**REQUIREMENTS:** How many lines in the listing below include the word "культуры"? Reply with the count alone.

**DATA LINES:**

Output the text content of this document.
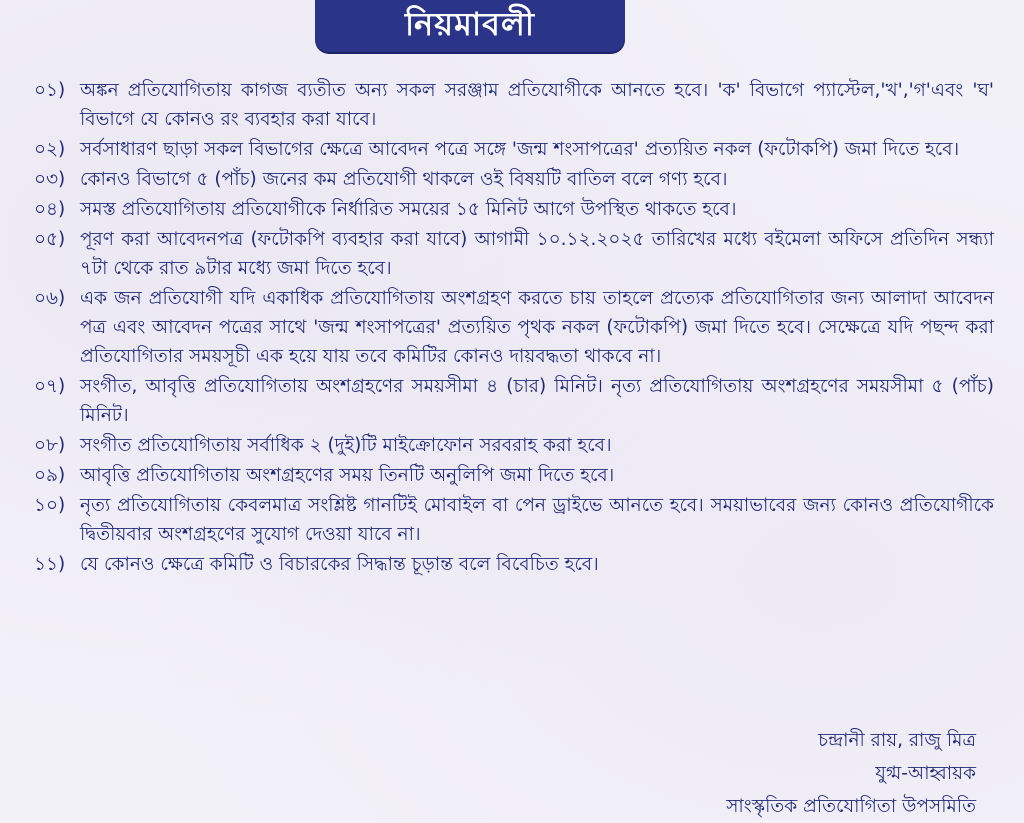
নিয়মাবলী
০১) অঙ্কন প্রতিযোগিতায় কাগজ ব্যতীত অন্য সকল সরঞ্জাম প্রতিযোগীকে আনতে হবে। 'ক' বিভাগে প্যাস্টেল,'খ','গ'এবং 'ঘ' বিভাগে যে কোনও রং ব্যবহার করা যাবে।
০২) সর্বসাধারণ ছাড়া সকল বিভাগের ক্ষেত্রে আবেদন পত্রে সঙ্গে 'জন্ম শংসাপত্রের' প্রত্যয়িত নকল (ফটোকপি) জমা দিতে হবে।
০৩) কোনও বিভাগে ৫ (পাঁচ) জনের কম প্রতিযোগী থাকলে ওই বিষয়টি বাতিল বলে গণ্য হবে।
০৪) সমস্ত প্রতিযোগিতায় প্রতিযোগীকে নির্ধারিত সময়ের ১৫ মিনিট আগে উপস্থিত থাকতে হবে।
০৫) পূরণ করা আবেদনপত্র (ফটোকপি ব্যবহার করা যাবে) আগামী ১০.১২.২০২৫ তারিখের মধ্যে বইমেলা অফিসে প্রতিদিন সন্ধ্যা ৭টা থেকে রাত ৯টার মধ্যে জমা দিতে হবে।
০৬) এক জন প্রতিযোগী যদি একাধিক প্রতিযোগিতায় অংশগ্রহণ করতে চায় তাহলে প্রত্যেক প্রতিযোগিতার জন্য আলাদা আবেদন পত্র এবং আবেদন পত্রের সাথে 'জন্ম শংসাপত্রের' প্রত্যয়িত পৃথক নকল (ফটোকপি) জমা দিতে হবে। সেক্ষেত্রে যদি পছন্দ করা প্রতিযোগিতার সময়সূচী এক হয়ে যায় তবে কমিটির কোনও দায়বদ্ধতা থাকবে না।
০৭) সংগীত, আবৃত্তি প্রতিযোগিতায় অংশগ্রহণের সময়সীমা ৪ (চার) মিনিট। নৃত্য প্রতিযোগিতায় অংশগ্রহণের সময়সীমা ৫ (পাঁচ) মিনিট।
০৮) সংগীত প্রতিযোগিতায় সর্বাধিক ২ (দুই)টি মাইক্রোফোন সরবরাহ করা হবে।
০৯) আবৃত্তি প্রতিযোগিতায় অংশগ্রহণের সময় তিনটি অনুলিপি জমা দিতে হবে।
১০) নৃত্য প্রতিযোগিতায় কেবলমাত্র সংশ্লিষ্ট গানটিই মোবাইল বা পেন ড্রাইভে আনতে হবে। সময়াভাবের জন্য কোনও প্রতিযোগীকে দ্বিতীয়বার অংশগ্রহণের সুযোগ দেওয়া যাবে না।
১১) যে কোনও ক্ষেত্রে কমিটি ও বিচারকের সিদ্ধান্ত চূড়ান্ত বলে বিবেচিত হবে।
চন্দ্রানী রায়, রাজু মিত্র
যুগ্ম-আহ্বায়ক
সাংস্কৃতিক প্রতিযোগিতা উপসমিতি
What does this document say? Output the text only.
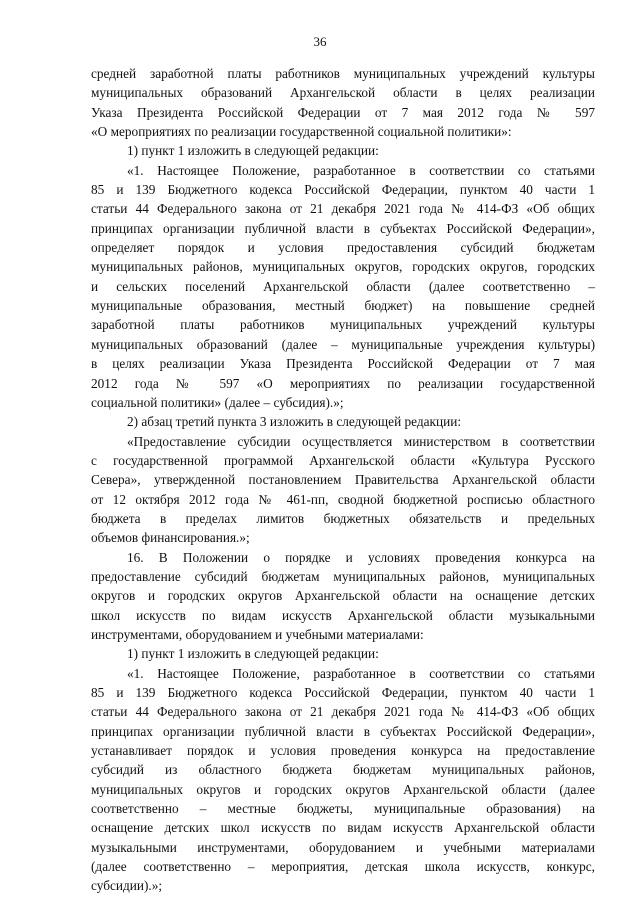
36
средней заработной платы работников муниципальных учреждений культуры
муниципальных образований Архангельской области в целях реализации
Указа Президента Российской Федерации от 7 мая 2012 года № 597
«О мероприятиях по реализации государственной социальной политики»:
1) пункт 1 изложить в следующей редакции:
«1. Настоящее Положение, разработанное в соответствии со статьями
85 и 139 Бюджетного кодекса Российской Федерации, пунктом 40 части 1
статьи 44 Федерального закона от 21 декабря 2021 года № 414-ФЗ «Об общих
принципах организации публичной власти в субъектах Российской Федерации»,
определяет порядок и условия предоставления субсидий бюджетам
муниципальных районов, муниципальных округов, городских округов, городских
и сельских поселений Архангельской области (далее соответственно –
муниципальные образования, местный бюджет) на повышение средней
заработной платы работников муниципальных учреждений культуры
муниципальных образований (далее – муниципальные учреждения культуры)
в целях реализации Указа Президента Российской Федерации от 7 мая
2012 года № 597 «О мероприятиях по реализации государственной
социальной политики» (далее – субсидия).»;
2) абзац третий пункта 3 изложить в следующей редакции:
«Предоставление субсидии осуществляется министерством в соответствии
с государственной программой Архангельской области «Культура Русского
Севера», утвержденной постановлением Правительства Архангельской области
от 12 октября 2012 года № 461-пп, сводной бюджетной росписью областного
бюджета в пределах лимитов бюджетных обязательств и предельных
объемов финансирования.»;
16. В Положении о порядке и условиях проведения конкурса на
предоставление субсидий бюджетам муниципальных районов, муниципальных
округов и городских округов Архангельской области на оснащение детских
школ искусств по видам искусств Архангельской области музыкальными
инструментами, оборудованием и учебными материалами:
1) пункт 1 изложить в следующей редакции:
«1. Настоящее Положение, разработанное в соответствии со статьями
85 и 139 Бюджетного кодекса Российской Федерации, пунктом 40 части 1
статьи 44 Федерального закона от 21 декабря 2021 года № 414-ФЗ «Об общих
принципах организации публичной власти в субъектах Российской Федерации»,
устанавливает порядок и условия проведения конкурса на предоставление
субсидий из областного бюджета бюджетам муниципальных районов,
муниципальных округов и городских округов Архангельской области (далее
соответственно – местные бюджеты, муниципальные образования) на
оснащение детских школ искусств по видам искусств Архангельской области
музыкальными инструментами, оборудованием и учебными материалами
(далее соответственно – мероприятия, детская школа искусств, конкурс,
субсидии).»;
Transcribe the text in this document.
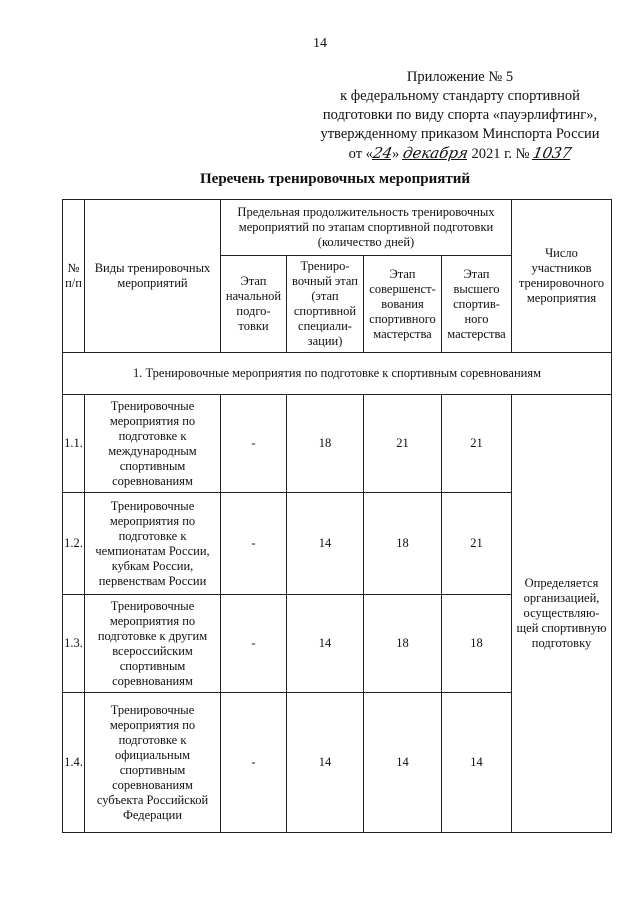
14
Приложение № 5
к федеральному стандарту спортивной
подготовки по виду спорта «пауэрлифтинг»,
утвержденному приказом Минспорта России
от «24» декабря 2021 г. № 1037
Перечень тренировочных мероприятий
№ п/п	Виды тренировочных мероприятий	Предельная продолжительность тренировочных мероприятий по этапам спортивной подготовки (количество дней)				Число участников тренировочного мероприятия
		Этап начальной подго-товки	Трениро-вочный этап (этап спортивной специали-зации)	Этап совершенст-вования спортивного мастерства	Этап высшего спортив-ного мастерства	
1. Тренировочные мероприятия по подготовке к спортивным соревнованиям						
1.1.	Тренировочные мероприятия по подготовке к международным спортивным соревнованиям	-	18	21	21	Определяется организацией, осуществляю-щей спортивную подготовку
1.2.	Тренировочные мероприятия по подготовке к чемпионатам России, кубкам России, первенствам России	-	14	18	21	
1.3.	Тренировочные мероприятия по подготовке к другим всероссийским спортивным соревнованиям	-	14	18	18	
1.4.	Тренировочные мероприятия по подготовке к официальным спортивным соревнованиям субъекта Российской Федерации	-	14	14	14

**FINAL RESULT:** 3